> [Records supplied]
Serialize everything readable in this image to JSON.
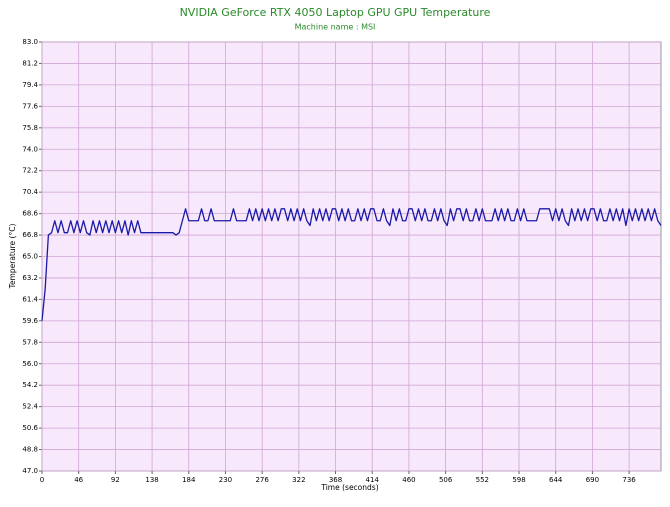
{
  "chart_data": {
    "type": "line",
    "title": "NVIDIA GeForce RTX 4050 Laptop GPU GPU Temperature",
    "subtitle": "Machine name : MSI",
    "x_label": "Time (seconds)",
    "y_label": "Temperature (°C)",
    "xlim": [
      0,
      776
    ],
    "xticks": [
      0,
      46,
      92,
      138,
      184,
      230,
      276,
      322,
      368,
      414,
      460,
      506,
      552,
      598,
      644,
      690,
      736
    ],
    "ylim": [
      47,
      83
    ],
    "yticks": [
      {
        "value": 47,
        "label": "47.0"
      },
      48.8,
      50.6,
      52.4,
      54.2,
      {
        "value": 56,
        "label": "56.0"
      },
      57.8,
      59.6,
      61.4,
      63.2,
      {
        "value": 65,
        "label": "65.0"
      },
      66.8,
      68.6,
      70.4,
      72.2,
      {
        "value": 74,
        "label": "74.0"
      },
      75.8,
      77.6,
      79.4,
      81.2,
      {
        "value": 83,
        "label": "83.0"
      }
    ],
    "grid": true,
    "x": [
      0,
      4,
      8,
      12,
      16,
      20,
      24,
      28,
      32,
      36,
      40,
      44,
      48,
      52,
      56,
      60,
      64,
      68,
      72,
      76,
      80,
      84,
      88,
      92,
      96,
      100,
      104,
      108,
      112,
      116,
      120,
      124,
      128,
      132,
      136,
      140,
      144,
      148,
      152,
      156,
      160,
      164,
      168,
      172,
      176,
      180,
      184,
      188,
      192,
      196,
      200,
      204,
      208,
      212,
      216,
      220,
      224,
      228,
      232,
      236,
      240,
      244,
      248,
      252,
      256,
      260,
      264,
      268,
      272,
      276,
      280,
      284,
      288,
      292,
      296,
      300,
      304,
      308,
      312,
      316,
      320,
      324,
      328,
      332,
      336,
      340,
      344,
      348,
      352,
      356,
      360,
      364,
      368,
      372,
      376,
      380,
      384,
      388,
      392,
      396,
      400,
      404,
      408,
      412,
      416,
      420,
      424,
      428,
      432,
      436,
      440,
      444,
      448,
      452,
      456,
      460,
      464,
      468,
      472,
      476,
      480,
      484,
      488,
      492,
      496,
      500,
      504,
      508,
      512,
      516,
      520,
      524,
      528,
      532,
      536,
      540,
      544,
      548,
      552,
      556,
      560,
      564,
      568,
      572,
      576,
      580,
      584,
      588,
      592,
      596,
      600,
      604,
      608,
      612,
      616,
      620,
      624,
      628,
      632,
      636,
      640,
      644,
      648,
      652,
      656,
      660,
      664,
      668,
      672,
      676,
      680,
      684,
      688,
      692,
      696,
      700,
      704,
      708,
      712,
      716,
      720,
      724,
      728,
      732,
      736,
      740,
      744,
      748,
      752,
      756,
      760,
      764,
      768,
      772,
      776
    ],
    "series": [
      {
        "name": "GPU Temperature",
        "color": "#1a1aa8",
        "values": [
          59.6,
          62.3,
          66.8,
          67,
          68,
          67,
          68,
          67,
          67,
          68,
          67,
          68,
          67,
          68,
          67,
          66.8,
          68,
          67,
          68,
          67,
          68,
          67,
          68,
          67,
          68,
          67,
          68,
          66.8,
          68,
          67,
          68,
          67,
          67,
          67,
          67,
          67,
          67,
          67,
          67,
          67,
          67,
          67,
          66.8,
          67,
          68,
          69,
          68,
          68,
          68,
          68,
          69,
          68,
          68,
          69,
          68,
          68,
          68,
          68,
          68,
          68,
          69,
          68,
          68,
          68,
          68,
          69,
          68,
          69,
          68,
          69,
          68,
          69,
          68,
          69,
          68,
          69,
          69,
          68,
          69,
          68,
          69,
          68,
          69,
          68,
          67.6,
          69,
          68,
          69,
          68,
          69,
          68,
          69,
          69,
          68,
          69,
          68,
          69,
          68,
          68,
          69,
          68,
          69,
          68,
          69,
          69,
          68,
          68,
          69,
          68,
          67.6,
          69,
          68,
          69,
          68,
          68,
          69,
          69,
          68,
          69,
          68,
          69,
          68,
          68,
          69,
          68,
          69,
          68,
          67.6,
          69,
          68,
          69,
          69,
          68,
          69,
          68,
          68,
          69,
          68,
          69,
          68,
          68,
          68,
          69,
          68,
          69,
          68,
          69,
          68,
          68,
          69,
          68,
          69,
          68,
          68,
          68,
          68,
          69,
          69,
          69,
          69,
          68,
          69,
          68,
          69,
          68,
          67.6,
          69,
          68,
          69,
          68,
          69,
          68,
          69,
          69,
          68,
          69,
          68,
          68,
          69,
          68,
          69,
          68,
          69,
          67.6,
          69,
          68,
          69,
          68,
          69,
          68,
          69,
          68,
          69,
          68,
          67.6
        ]
      }
    ]
  }
}
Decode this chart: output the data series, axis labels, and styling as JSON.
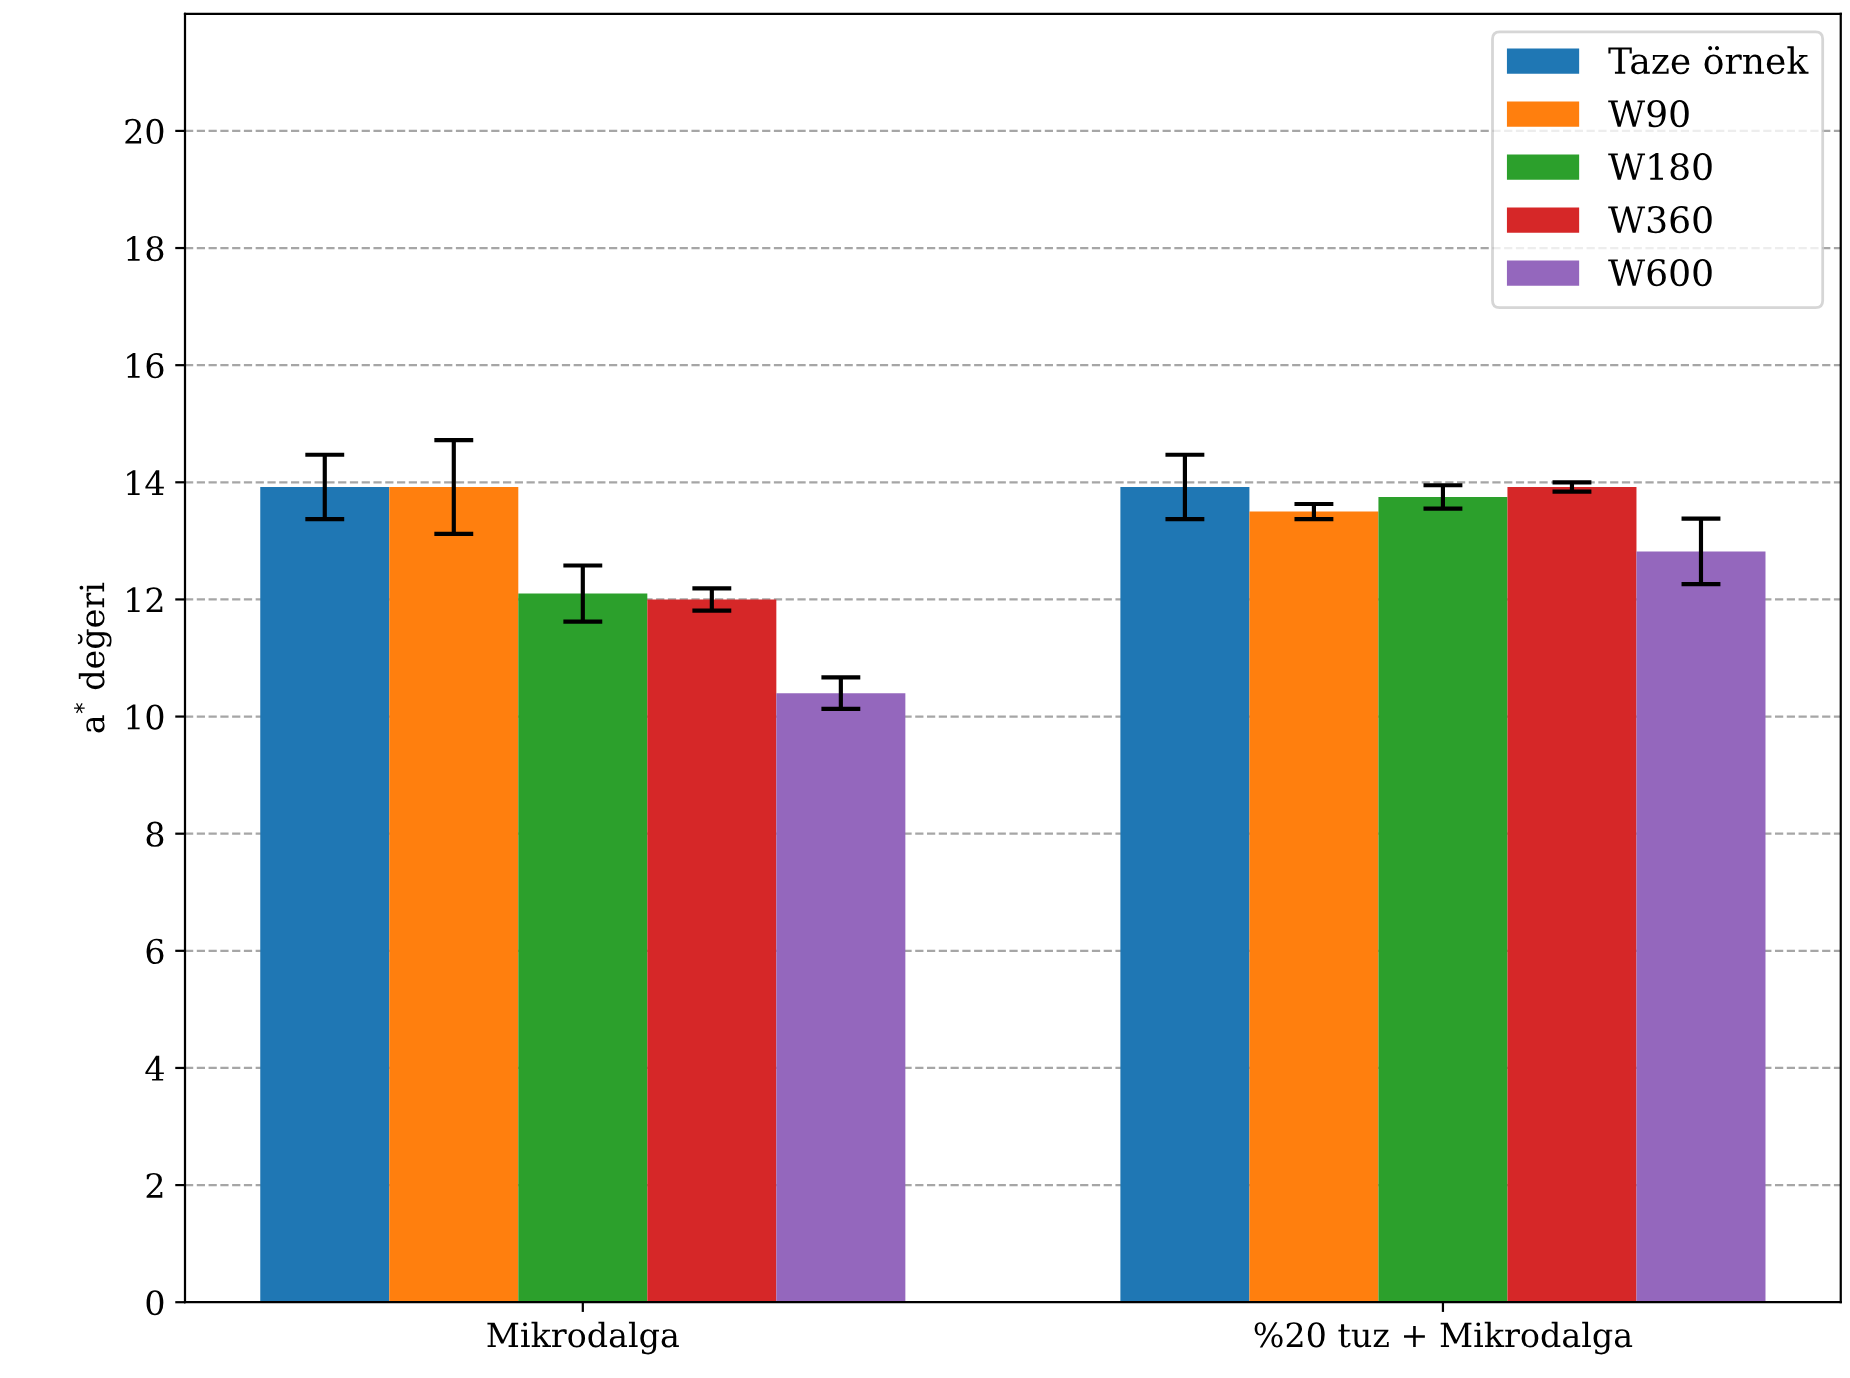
{
  "chart_data": {
    "type": "bar",
    "ylabel": "a$^{*}$ değeri",
    "categories": [
      "Mikrodalga",
      "%20 tuz + Mikrodalga"
    ],
    "series": [
      {
        "name": "Taze örnek",
        "color": "#1f77b4",
        "values": [
          13.92,
          13.92
        ],
        "errors": [
          0.55,
          0.55
        ]
      },
      {
        "name": "W90",
        "color": "#ff7f0e",
        "values": [
          13.92,
          13.5
        ],
        "errors": [
          0.8,
          0.13
        ]
      },
      {
        "name": "W180",
        "color": "#2ca02c",
        "values": [
          12.1,
          13.75
        ],
        "errors": [
          0.48,
          0.2
        ]
      },
      {
        "name": "W360",
        "color": "#d62728",
        "values": [
          12.0,
          13.92
        ],
        "errors": [
          0.19,
          0.08
        ]
      },
      {
        "name": "W600",
        "color": "#9467bd",
        "values": [
          10.4,
          12.82
        ],
        "errors": [
          0.27,
          0.56
        ]
      }
    ],
    "ylim": [
      0,
      22
    ],
    "yticks": [
      0,
      2,
      4,
      6,
      8,
      10,
      12,
      14,
      16,
      18,
      20
    ],
    "grid": "y",
    "legend": "top right"
  }
}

> [Given request] Return only the number of lines in the data that contain "name".

> [Result of this task] 7